[Task statement]
Your task is to locate every line holding the string "D₂₀₁₅¹C₂₀₁₅¹" and to copy each of them.

[Dataset content]
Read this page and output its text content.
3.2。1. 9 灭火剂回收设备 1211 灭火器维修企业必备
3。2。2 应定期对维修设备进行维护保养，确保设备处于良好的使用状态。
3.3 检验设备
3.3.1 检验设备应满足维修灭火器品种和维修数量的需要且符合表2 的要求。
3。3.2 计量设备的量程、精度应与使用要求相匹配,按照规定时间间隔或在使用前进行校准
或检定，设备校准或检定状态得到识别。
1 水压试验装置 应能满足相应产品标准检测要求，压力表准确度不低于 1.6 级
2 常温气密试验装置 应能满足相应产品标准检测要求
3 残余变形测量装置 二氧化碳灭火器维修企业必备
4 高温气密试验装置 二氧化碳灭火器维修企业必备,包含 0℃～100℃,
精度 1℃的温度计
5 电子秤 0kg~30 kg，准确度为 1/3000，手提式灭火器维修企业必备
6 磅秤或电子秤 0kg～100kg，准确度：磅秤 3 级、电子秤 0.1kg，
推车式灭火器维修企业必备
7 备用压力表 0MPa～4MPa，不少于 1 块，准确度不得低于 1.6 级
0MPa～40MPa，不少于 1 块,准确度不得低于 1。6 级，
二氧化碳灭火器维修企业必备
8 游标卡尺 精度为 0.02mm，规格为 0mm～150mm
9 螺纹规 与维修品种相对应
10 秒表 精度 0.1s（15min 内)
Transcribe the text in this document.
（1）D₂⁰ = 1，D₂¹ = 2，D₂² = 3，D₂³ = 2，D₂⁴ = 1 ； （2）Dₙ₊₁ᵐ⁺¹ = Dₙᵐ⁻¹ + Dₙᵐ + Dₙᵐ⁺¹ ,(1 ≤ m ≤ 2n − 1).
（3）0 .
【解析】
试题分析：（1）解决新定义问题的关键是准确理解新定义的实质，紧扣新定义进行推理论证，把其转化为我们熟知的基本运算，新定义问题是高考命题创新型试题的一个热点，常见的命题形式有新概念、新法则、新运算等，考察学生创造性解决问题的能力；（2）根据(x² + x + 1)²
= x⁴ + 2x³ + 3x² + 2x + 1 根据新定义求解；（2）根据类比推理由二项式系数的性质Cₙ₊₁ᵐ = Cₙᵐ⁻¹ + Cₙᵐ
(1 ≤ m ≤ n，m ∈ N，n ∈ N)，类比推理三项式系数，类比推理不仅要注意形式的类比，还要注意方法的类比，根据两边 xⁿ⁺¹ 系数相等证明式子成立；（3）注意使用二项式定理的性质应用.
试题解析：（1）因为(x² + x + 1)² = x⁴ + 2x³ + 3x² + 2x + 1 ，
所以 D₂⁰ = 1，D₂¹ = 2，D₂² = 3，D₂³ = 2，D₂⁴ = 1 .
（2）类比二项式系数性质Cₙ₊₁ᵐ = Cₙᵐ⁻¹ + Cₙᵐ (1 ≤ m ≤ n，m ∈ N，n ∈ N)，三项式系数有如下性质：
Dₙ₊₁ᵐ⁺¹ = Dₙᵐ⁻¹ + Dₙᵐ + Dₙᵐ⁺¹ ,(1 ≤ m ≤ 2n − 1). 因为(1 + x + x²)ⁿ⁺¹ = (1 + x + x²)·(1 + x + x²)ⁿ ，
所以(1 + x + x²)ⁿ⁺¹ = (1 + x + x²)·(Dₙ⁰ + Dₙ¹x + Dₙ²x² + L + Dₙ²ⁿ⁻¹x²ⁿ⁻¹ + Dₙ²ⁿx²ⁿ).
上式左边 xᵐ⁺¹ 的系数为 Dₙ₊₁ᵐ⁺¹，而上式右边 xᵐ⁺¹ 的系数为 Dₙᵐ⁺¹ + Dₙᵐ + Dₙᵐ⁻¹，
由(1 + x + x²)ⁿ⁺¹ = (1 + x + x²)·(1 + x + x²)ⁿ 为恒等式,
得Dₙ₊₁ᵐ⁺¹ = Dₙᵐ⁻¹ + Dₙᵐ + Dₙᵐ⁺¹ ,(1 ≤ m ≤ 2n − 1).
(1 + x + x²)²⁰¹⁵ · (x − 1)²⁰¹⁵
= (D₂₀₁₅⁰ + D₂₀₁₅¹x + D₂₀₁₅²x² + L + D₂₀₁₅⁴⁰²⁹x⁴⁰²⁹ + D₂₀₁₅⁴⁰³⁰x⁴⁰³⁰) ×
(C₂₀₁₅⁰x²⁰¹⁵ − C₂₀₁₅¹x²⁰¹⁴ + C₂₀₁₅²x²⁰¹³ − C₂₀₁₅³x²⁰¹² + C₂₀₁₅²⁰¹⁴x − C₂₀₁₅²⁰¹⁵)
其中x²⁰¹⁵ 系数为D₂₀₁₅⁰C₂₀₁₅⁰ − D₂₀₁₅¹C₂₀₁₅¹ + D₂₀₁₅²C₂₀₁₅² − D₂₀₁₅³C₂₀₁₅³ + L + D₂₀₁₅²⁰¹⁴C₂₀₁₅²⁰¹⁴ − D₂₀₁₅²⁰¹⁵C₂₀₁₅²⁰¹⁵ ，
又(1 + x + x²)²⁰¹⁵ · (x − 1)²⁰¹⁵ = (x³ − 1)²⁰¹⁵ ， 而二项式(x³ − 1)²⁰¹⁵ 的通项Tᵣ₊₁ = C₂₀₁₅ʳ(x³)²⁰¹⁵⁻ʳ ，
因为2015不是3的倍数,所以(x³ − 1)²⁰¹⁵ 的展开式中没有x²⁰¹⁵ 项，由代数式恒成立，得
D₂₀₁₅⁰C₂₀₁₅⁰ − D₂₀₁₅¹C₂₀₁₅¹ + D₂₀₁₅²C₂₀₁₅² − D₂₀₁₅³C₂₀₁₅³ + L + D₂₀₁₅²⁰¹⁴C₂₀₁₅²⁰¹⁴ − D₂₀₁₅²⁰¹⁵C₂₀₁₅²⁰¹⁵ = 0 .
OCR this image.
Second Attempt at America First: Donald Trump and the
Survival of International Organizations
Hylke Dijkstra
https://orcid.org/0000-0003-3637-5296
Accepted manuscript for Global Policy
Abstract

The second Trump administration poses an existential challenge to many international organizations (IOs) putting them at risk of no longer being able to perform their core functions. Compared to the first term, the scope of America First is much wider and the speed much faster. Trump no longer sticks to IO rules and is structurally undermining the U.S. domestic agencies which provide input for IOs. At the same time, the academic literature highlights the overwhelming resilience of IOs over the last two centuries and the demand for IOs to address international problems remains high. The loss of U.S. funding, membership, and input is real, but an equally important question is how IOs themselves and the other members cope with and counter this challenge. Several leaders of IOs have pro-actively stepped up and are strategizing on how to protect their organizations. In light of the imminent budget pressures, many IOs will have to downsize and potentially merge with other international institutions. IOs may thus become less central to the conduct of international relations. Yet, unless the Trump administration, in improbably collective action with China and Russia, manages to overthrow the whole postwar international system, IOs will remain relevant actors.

[Task result]
其中x²⁰¹⁵ 系数为D₂₀₁₅⁰C₂₀₁₅⁰ − D₂₀₁₅¹C₂₀₁₅¹ + D₂₀₁₅²C₂₀₁₅² − D₂₀₁₅³C₂₀₁₅³ + L + D₂₀₁₅²⁰¹⁴C₂₀₁₅²⁰¹⁴ − D₂₀₁₅²⁰¹⁵C₂₀₁₅²⁰¹⁵ ，
D₂₀₁₅⁰C₂₀₁₅⁰ − D₂₀₁₅¹C₂₀₁₅¹ + D₂₀₁₅²C₂₀₁₅² − D₂₀₁₅³C₂₀₁₅³ + L + D₂₀₁₅²⁰¹⁴C₂₀₁₅²⁰¹⁴ − D₂₀₁₅²⁰¹⁵C₂₀₁₅²⁰¹⁵ = 0 .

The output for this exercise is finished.